INSTRUCTION » Identify each line below containing the string "lietas" and copy it.

RECORDS FOR THIS EXERCISE »
================

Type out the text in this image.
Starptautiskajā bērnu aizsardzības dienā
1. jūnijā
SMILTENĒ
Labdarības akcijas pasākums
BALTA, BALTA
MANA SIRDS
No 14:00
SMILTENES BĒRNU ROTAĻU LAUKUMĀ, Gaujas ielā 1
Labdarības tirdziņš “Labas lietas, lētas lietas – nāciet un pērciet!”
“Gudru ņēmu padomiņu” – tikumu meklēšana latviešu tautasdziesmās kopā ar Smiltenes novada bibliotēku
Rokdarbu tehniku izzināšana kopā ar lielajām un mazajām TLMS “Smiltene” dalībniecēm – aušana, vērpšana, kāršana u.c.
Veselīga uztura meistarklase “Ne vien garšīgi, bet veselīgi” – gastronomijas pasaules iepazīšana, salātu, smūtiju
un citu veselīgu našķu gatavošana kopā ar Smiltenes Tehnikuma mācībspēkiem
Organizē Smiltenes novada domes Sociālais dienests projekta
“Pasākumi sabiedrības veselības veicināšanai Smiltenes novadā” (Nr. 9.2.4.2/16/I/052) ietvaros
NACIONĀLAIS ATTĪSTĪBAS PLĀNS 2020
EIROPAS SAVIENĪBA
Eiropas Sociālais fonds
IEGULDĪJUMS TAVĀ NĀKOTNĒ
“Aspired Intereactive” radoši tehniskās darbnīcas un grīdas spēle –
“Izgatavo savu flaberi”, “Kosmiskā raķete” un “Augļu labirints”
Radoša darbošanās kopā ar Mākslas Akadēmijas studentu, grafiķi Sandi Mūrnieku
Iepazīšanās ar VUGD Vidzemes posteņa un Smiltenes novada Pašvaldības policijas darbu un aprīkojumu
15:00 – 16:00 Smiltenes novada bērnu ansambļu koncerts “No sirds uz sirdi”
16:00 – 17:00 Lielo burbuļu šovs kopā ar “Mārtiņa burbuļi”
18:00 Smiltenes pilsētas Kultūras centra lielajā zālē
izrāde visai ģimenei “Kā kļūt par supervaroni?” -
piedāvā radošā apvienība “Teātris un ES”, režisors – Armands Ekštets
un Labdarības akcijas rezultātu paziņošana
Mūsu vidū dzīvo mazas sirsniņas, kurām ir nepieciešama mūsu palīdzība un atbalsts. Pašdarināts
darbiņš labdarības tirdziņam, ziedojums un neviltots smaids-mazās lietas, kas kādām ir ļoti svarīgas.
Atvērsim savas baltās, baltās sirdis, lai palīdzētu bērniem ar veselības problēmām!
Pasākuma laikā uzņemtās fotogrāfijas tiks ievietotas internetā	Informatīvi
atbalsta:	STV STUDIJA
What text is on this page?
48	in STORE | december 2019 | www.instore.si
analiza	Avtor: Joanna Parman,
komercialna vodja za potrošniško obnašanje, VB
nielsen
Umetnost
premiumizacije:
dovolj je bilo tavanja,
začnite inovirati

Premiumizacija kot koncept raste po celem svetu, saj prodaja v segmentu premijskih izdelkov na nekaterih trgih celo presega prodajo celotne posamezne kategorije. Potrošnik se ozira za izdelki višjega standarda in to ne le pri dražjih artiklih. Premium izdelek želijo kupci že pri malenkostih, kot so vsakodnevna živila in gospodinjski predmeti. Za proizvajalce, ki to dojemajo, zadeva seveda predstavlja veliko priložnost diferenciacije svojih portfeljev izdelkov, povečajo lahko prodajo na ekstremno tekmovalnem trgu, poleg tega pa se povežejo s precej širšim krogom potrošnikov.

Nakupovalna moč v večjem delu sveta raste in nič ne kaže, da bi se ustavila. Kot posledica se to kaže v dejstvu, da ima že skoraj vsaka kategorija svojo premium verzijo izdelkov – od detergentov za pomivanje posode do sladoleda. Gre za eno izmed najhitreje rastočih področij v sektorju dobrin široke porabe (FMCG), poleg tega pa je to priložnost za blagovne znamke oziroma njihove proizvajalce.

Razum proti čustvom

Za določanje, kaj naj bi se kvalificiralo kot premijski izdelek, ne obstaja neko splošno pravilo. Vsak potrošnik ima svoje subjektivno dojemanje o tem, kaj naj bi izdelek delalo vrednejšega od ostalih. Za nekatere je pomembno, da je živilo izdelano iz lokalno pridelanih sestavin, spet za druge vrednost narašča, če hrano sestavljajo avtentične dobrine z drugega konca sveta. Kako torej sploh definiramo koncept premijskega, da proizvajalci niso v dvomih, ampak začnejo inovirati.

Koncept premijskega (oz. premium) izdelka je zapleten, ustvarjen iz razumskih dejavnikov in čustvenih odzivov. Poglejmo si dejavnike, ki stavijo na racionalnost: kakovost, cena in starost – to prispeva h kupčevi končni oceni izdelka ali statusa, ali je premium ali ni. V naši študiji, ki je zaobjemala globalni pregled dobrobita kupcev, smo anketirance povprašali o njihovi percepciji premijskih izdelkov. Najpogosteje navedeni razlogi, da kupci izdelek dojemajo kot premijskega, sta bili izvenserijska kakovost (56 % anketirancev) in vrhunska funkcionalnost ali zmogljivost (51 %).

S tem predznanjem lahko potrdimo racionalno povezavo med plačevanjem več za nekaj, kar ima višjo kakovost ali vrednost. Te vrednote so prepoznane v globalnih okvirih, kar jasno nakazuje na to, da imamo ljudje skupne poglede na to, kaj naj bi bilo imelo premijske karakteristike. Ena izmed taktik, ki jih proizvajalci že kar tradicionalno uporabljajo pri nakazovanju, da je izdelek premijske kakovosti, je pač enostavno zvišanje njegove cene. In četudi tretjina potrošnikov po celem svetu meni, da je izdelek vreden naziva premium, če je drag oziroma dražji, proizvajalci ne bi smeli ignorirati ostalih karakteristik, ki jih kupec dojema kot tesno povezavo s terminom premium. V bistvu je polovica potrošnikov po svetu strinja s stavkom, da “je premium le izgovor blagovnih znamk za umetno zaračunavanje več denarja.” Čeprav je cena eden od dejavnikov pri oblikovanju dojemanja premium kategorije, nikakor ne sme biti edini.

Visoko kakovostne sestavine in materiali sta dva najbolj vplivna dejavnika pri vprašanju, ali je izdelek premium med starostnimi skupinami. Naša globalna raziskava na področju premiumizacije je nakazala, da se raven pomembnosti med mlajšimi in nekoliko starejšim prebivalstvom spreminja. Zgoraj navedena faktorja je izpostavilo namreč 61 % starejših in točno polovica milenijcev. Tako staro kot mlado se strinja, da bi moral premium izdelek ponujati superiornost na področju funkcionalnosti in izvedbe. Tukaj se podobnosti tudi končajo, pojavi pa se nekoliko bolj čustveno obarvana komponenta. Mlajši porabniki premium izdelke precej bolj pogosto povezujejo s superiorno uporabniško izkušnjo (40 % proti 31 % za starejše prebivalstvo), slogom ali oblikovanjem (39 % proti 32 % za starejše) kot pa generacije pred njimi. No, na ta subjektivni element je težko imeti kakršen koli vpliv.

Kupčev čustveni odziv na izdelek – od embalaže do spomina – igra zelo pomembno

================

TASK OUTPUT »
Labdarības tirdziņš “Labas lietas, lētas lietas – nāciet un pērciet!”
darbiņš labdarības tirdziņam, ziedojums un neviltots smaids-mazās lietas, kas kādām ir ļoti svarīgas.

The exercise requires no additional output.